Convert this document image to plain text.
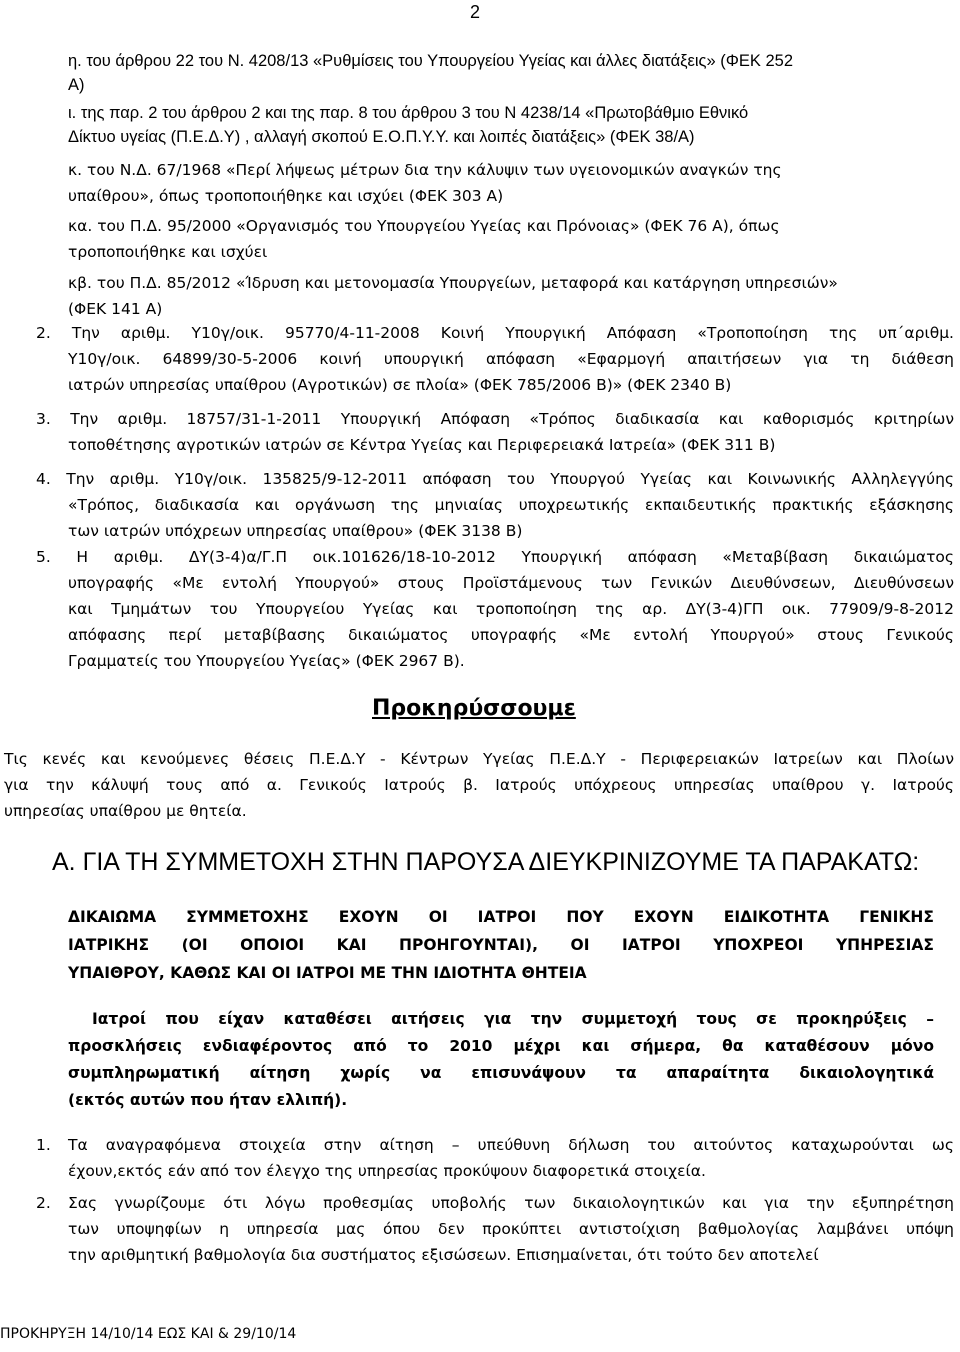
2
η. του άρθρου 22 του Ν. 4208/13 «Ρυθμίσεις του Υπουργείου Υγείας και άλλες διατάξεις» (ΦΕΚ 252
Α)
ι. της παρ. 2 του άρθρου 2 και της παρ. 8 του άρθρου 3 του Ν 4238/14 «Πρωτοβάθμιο Εθνικό
Δίκτυο υγείας (Π.Ε.Δ.Υ) , αλλαγή σκοπού Ε.Ο.Π.Υ.Υ. και λοιπές διατάξεις» (ΦΕΚ 38/Α)
κ. του Ν.Δ. 67/1968 «Περί λήψεως μέτρων δια την κάλυψιν των υγειονομικών αναγκών της
υπαίθρου», όπως τροποποιήθηκε και ισχύει (ΦΕΚ 303 Α)
κα. του Π.Δ. 95/2000 «Οργανισμός του Υπουργείου Υγείας και Πρόνοιας» (ΦΕΚ 76 Α), όπως
τροποποιήθηκε και ισχύει
κβ. του Π.Δ. 85/2012 «Ίδρυση και μετονομασία Υπουργείων, μεταφορά και κατάργηση υπηρεσιών»
(ΦΕΚ 141 Α)
2. Την αριθμ. Υ10γ/οικ. 95770/4-11-2008 Κοινή Υπουργική Απόφαση «Τροποποίηση της υπ΄αριθμ.
Υ10γ/οικ. 64899/30-5-2006 κοινή υπουργική απόφαση «Εφαρμογή απαιτήσεων για τη διάθεση
ιατρών υπηρεσίας υπαίθρου (Αγροτικών) σε πλοία» (ΦΕΚ 785/2006 Β)» (ΦΕΚ 2340 Β)
3. Την αριθμ. 18757/31-1-2011 Υπουργική Απόφαση «Τρόπος διαδικασία και καθορισμός κριτηρίων
τοποθέτησης αγροτικών ιατρών σε Κέντρα Υγείας και Περιφερειακά Ιατρεία» (ΦΕΚ 311 Β)
4. Την αριθμ. Υ10γ/οικ. 135825/9-12-2011 απόφαση του Υπουργού Υγείας και Κοινωνικής Αλληλεγγύης
«Τρόπος, διαδικασία και οργάνωση της μηνιαίας υποχρεωτικής εκπαιδευτικής πρακτικής εξάσκησης
των ιατρών υπόχρεων υπηρεσίας υπαίθρου» (ΦΕΚ 3138 Β)
5. Η αριθμ. ΔΥ(3-4)α/Γ.Π οικ.101626/18-10-2012 Υπουργική απόφαση «Μεταβίβαση δικαιώματος
υπογραφής «Με εντολή Υπουργού» στους Προϊστάμενους των Γενικών Διευθύνσεων, Διευθύνσεων
και Τμημάτων του Υπουργείου Υγείας και τροποποίηση της αρ. ΔΥ(3-4)ΓΠ οικ. 77909/9-8-2012
απόφασης περί μεταβίβασης δικαιώματος υπογραφής «Με εντολή Υπουργού» στους Γενικούς
Γραμματείς του Υπουργείου Υγείας» (ΦΕΚ 2967 Β).
Προκηρύσσουμε
Τις κενές και κενούμενες θέσεις Π.Ε.Δ.Υ - Κέντρων Υγείας Π.Ε.Δ.Υ - Περιφερειακών Ιατρείων και Πλοίων
για την κάλυψή τους από α. Γενικούς Ιατρούς β. Ιατρούς υπόχρεους υπηρεσίας υπαίθρου γ. Ιατρούς
υπηρεσίας υπαίθρου με θητεία.
Α. ΓΙΑ ΤΗ ΣΥΜΜΕΤΟΧΗ ΣΤΗΝ ΠΑΡΟΥΣΑ ΔΙΕΥΚΡΙΝΙΖΟΥΜΕ ΤΑ ΠΑΡΑΚΑΤΩ:
ΔΙΚΑΙΩΜΑ ΣΥΜΜΕΤΟΧΗΣ ΕΧΟΥΝ ΟΙ ΙΑΤΡΟΙ ΠΟΥ ΕΧΟΥΝ ΕΙΔΙΚΟΤΗΤΑ ΓΕΝΙΚΗΣ
ΙΑΤΡΙΚΗΣ (ΟΙ ΟΠΟΙΟΙ ΚΑΙ ΠΡΟΗΓΟΥΝΤΑΙ), ΟΙ ΙΑΤΡΟΙ ΥΠΟΧΡΕΟΙ ΥΠΗΡΕΣΙΑΣ
ΥΠΑΙΘΡΟΥ, ΚΑΘΩΣ ΚΑΙ ΟΙ ΙΑΤΡΟΙ ΜΕ ΤΗΝ ΙΔΙΟΤΗΤΑ ΘΗΤΕΙΑ
Ιατροί που είχαν καταθέσει αιτήσεις για την συμμετοχή τους σε προκηρύξεις –
προσκλήσεις ενδιαφέροντος από το 2010 μέχρι και σήμερα, θα καταθέσουν μόνο
συμπληρωματική αίτηση χωρίς να επισυνάψουν τα απαραίτητα δικαιολογητικά
(εκτός αυτών που ήταν ελλιπή).
1. Τα αναγραφόμενα στοιχεία στην αίτηση – υπεύθυνη δήλωση του αιτούντος καταχωρούνται ως
έχουν,εκτός εάν από τον έλεγχο της υπηρεσίας προκύψουν διαφορετικά στοιχεία.
2. Σας γνωρίζουμε ότι λόγω προθεσμίας υποβολής των δικαιολογητικών και για την εξυπηρέτηση
των υποψηφίων η υπηρεσία μας όπου δεν προκύπτει αντιστοίχιση βαθμολογίας λαμβάνει υπόψη
την αριθμητική βαθμολογία δια συστήματος εξισώσεων. Επισημαίνεται, ότι τούτο δεν αποτελεί
ΠΡΟΚΗΡΥΞΗ 14/10/14 ΕΩΣ ΚΑΙ & 29/10/14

- - -

### What is expected
Transcribe the material exactly, keeping every word and none of the pictures.

### Completed exercise
Convert this document image to plain text.
2
η. του άρθρου 22 του Ν. 4208/13 «Ρυθμίσεις του Υπουργείου Υγείας και άλλες διατάξεις» (ΦΕΚ 252
Α)
ι. της παρ. 2 του άρθρου 2 και της παρ. 8 του άρθρου 3 του Ν 4238/14 «Πρωτοβάθμιο Εθνικό
Δίκτυο υγείας (Π.Ε.Δ.Υ) , αλλαγή σκοπού Ε.Ο.Π.Υ.Υ. και λοιπές διατάξεις» (ΦΕΚ 38/Α)
κ. του Ν.Δ. 67/1968 «Περί λήψεως μέτρων δια την κάλυψιν των υγειονομικών αναγκών της
υπαίθρου», όπως τροποποιήθηκε και ισχύει (ΦΕΚ 303 Α)
κα. του Π.Δ. 95/2000 «Οργανισμός του Υπουργείου Υγείας και Πρόνοιας» (ΦΕΚ 76 Α), όπως
τροποποιήθηκε και ισχύει
κβ. του Π.Δ. 85/2012 «Ίδρυση και μετονομασία Υπουργείων, μεταφορά και κατάργηση υπηρεσιών»
(ΦΕΚ 141 Α)
2. Την αριθμ. Υ10γ/οικ. 95770/4-11-2008 Κοινή Υπουργική Απόφαση «Τροποποίηση της υπ΄αριθμ.
Υ10γ/οικ. 64899/30-5-2006 κοινή υπουργική απόφαση «Εφαρμογή απαιτήσεων για τη διάθεση
ιατρών υπηρεσίας υπαίθρου (Αγροτικών) σε πλοία» (ΦΕΚ 785/2006 Β)» (ΦΕΚ 2340 Β)
3. Την αριθμ. 18757/31-1-2011 Υπουργική Απόφαση «Τρόπος διαδικασία και καθορισμός κριτηρίων
τοποθέτησης αγροτικών ιατρών σε Κέντρα Υγείας και Περιφερειακά Ιατρεία» (ΦΕΚ 311 Β)
4. Την αριθμ. Υ10γ/οικ. 135825/9-12-2011 απόφαση του Υπουργού Υγείας και Κοινωνικής Αλληλεγγύης
«Τρόπος, διαδικασία και οργάνωση της μηνιαίας υποχρεωτικής εκπαιδευτικής πρακτικής εξάσκησης
των ιατρών υπόχρεων υπηρεσίας υπαίθρου» (ΦΕΚ 3138 Β)
5. Η αριθμ. ΔΥ(3-4)α/Γ.Π οικ.101626/18-10-2012 Υπουργική απόφαση «Μεταβίβαση δικαιώματος
υπογραφής «Με εντολή Υπουργού» στους Προϊστάμενους των Γενικών Διευθύνσεων, Διευθύνσεων
και Τμημάτων του Υπουργείου Υγείας και τροποποίηση της αρ. ΔΥ(3-4)ΓΠ οικ. 77909/9-8-2012
απόφασης περί μεταβίβασης δικαιώματος υπογραφής «Με εντολή Υπουργού» στους Γενικούς
Γραμματείς του Υπουργείου Υγείας» (ΦΕΚ 2967 Β).
Προκηρύσσουμε
Τις κενές και κενούμενες θέσεις Π.Ε.Δ.Υ - Κέντρων Υγείας Π.Ε.Δ.Υ - Περιφερειακών Ιατρείων και Πλοίων
για την κάλυψή τους από α. Γενικούς Ιατρούς β. Ιατρούς υπόχρεους υπηρεσίας υπαίθρου γ. Ιατρούς
υπηρεσίας υπαίθρου με θητεία.
Α. ΓΙΑ ΤΗ ΣΥΜΜΕΤΟΧΗ ΣΤΗΝ ΠΑΡΟΥΣΑ ΔΙΕΥΚΡΙΝΙΖΟΥΜΕ ΤΑ ΠΑΡΑΚΑΤΩ:
ΔΙΚΑΙΩΜΑ ΣΥΜΜΕΤΟΧΗΣ ΕΧΟΥΝ ΟΙ ΙΑΤΡΟΙ ΠΟΥ ΕΧΟΥΝ ΕΙΔΙΚΟΤΗΤΑ ΓΕΝΙΚΗΣ
ΙΑΤΡΙΚΗΣ (ΟΙ ΟΠΟΙΟΙ ΚΑΙ ΠΡΟΗΓΟΥΝΤΑΙ), ΟΙ ΙΑΤΡΟΙ ΥΠΟΧΡΕΟΙ ΥΠΗΡΕΣΙΑΣ
ΥΠΑΙΘΡΟΥ, ΚΑΘΩΣ ΚΑΙ ΟΙ ΙΑΤΡΟΙ ΜΕ ΤΗΝ ΙΔΙΟΤΗΤΑ ΘΗΤΕΙΑ
Ιατροί που είχαν καταθέσει αιτήσεις για την συμμετοχή τους σε προκηρύξεις –
προσκλήσεις ενδιαφέροντος από το 2010 μέχρι και σήμερα, θα καταθέσουν μόνο
συμπληρωματική αίτηση χωρίς να επισυνάψουν τα απαραίτητα δικαιολογητικά
(εκτός αυτών που ήταν ελλιπή).
1. Τα αναγραφόμενα στοιχεία στην αίτηση – υπεύθυνη δήλωση του αιτούντος καταχωρούνται ως
έχουν,εκτός εάν από τον έλεγχο της υπηρεσίας προκύψουν διαφορετικά στοιχεία.
2. Σας γνωρίζουμε ότι λόγω προθεσμίας υποβολής των δικαιολογητικών και για την εξυπηρέτηση
των υποψηφίων η υπηρεσία μας όπου δεν προκύπτει αντιστοίχιση βαθμολογίας λαμβάνει υπόψη
την αριθμητική βαθμολογία δια συστήματος εξισώσεων. Επισημαίνεται, ότι τούτο δεν αποτελεί
ΠΡΟΚΗΡΥΞΗ 14/10/14 ΕΩΣ ΚΑΙ & 29/10/14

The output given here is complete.